Exercise objective: Extract the lines that carry the string "каждый" from the listing.

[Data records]
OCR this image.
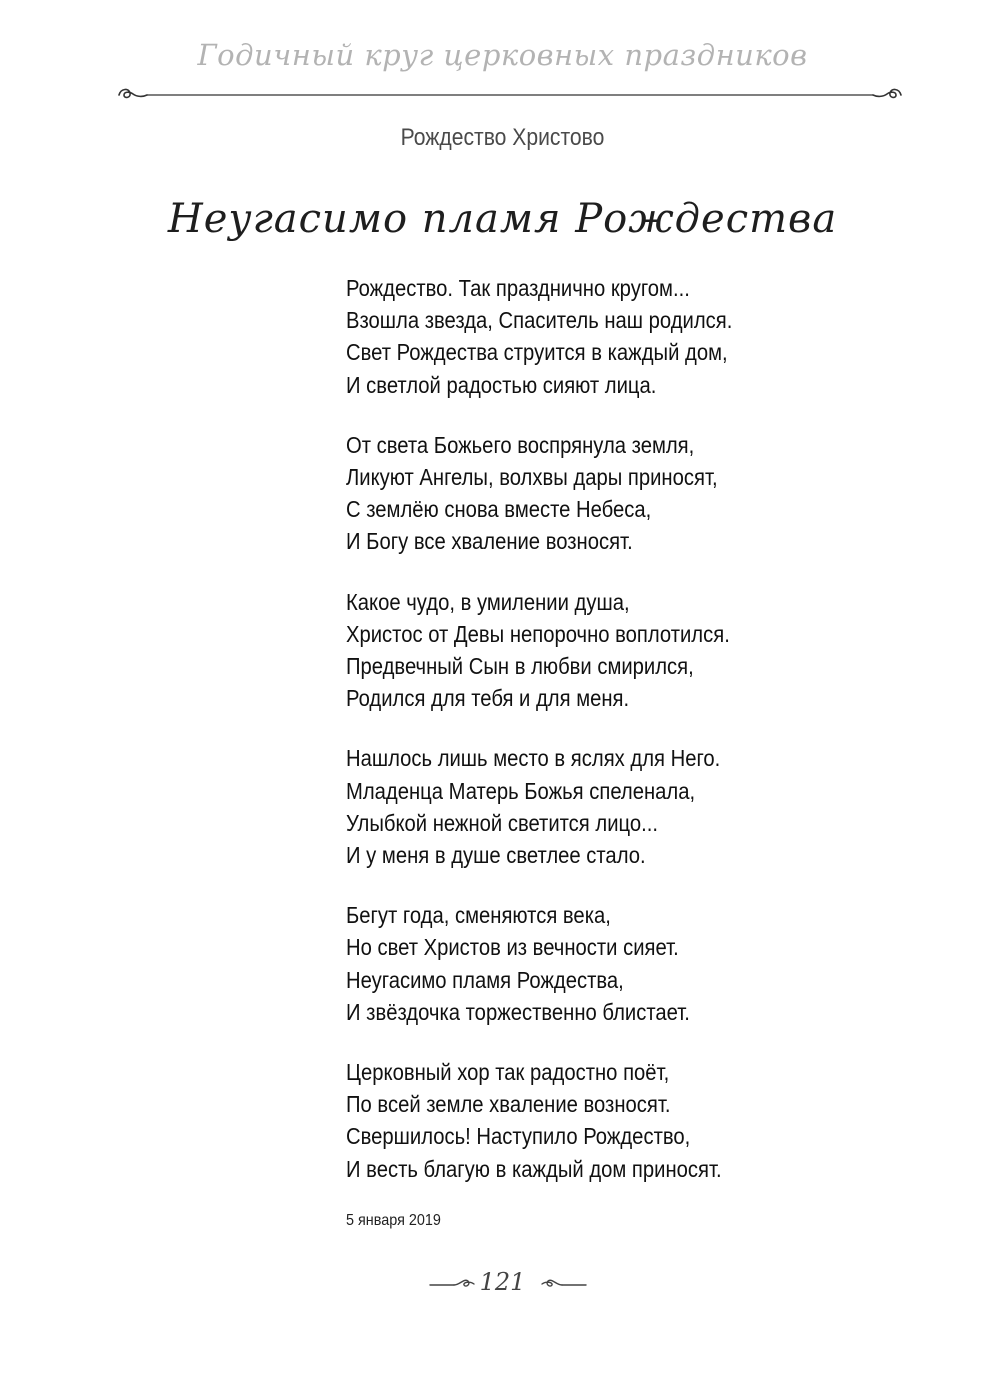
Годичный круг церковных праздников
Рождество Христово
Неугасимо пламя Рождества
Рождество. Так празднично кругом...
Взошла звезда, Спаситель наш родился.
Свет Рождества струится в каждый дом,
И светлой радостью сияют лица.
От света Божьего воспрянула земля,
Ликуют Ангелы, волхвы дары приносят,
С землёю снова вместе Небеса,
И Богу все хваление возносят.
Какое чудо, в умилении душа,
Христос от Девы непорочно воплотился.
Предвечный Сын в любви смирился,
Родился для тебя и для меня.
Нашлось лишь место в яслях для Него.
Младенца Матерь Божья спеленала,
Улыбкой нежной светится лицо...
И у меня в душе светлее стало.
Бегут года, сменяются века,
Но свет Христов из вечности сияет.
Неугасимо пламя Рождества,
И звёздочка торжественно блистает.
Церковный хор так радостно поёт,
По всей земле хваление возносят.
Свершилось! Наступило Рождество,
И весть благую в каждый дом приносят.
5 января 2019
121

Final answer:
Свет Рождества струится в каждый дом,
И весть благую в каждый дом приносят.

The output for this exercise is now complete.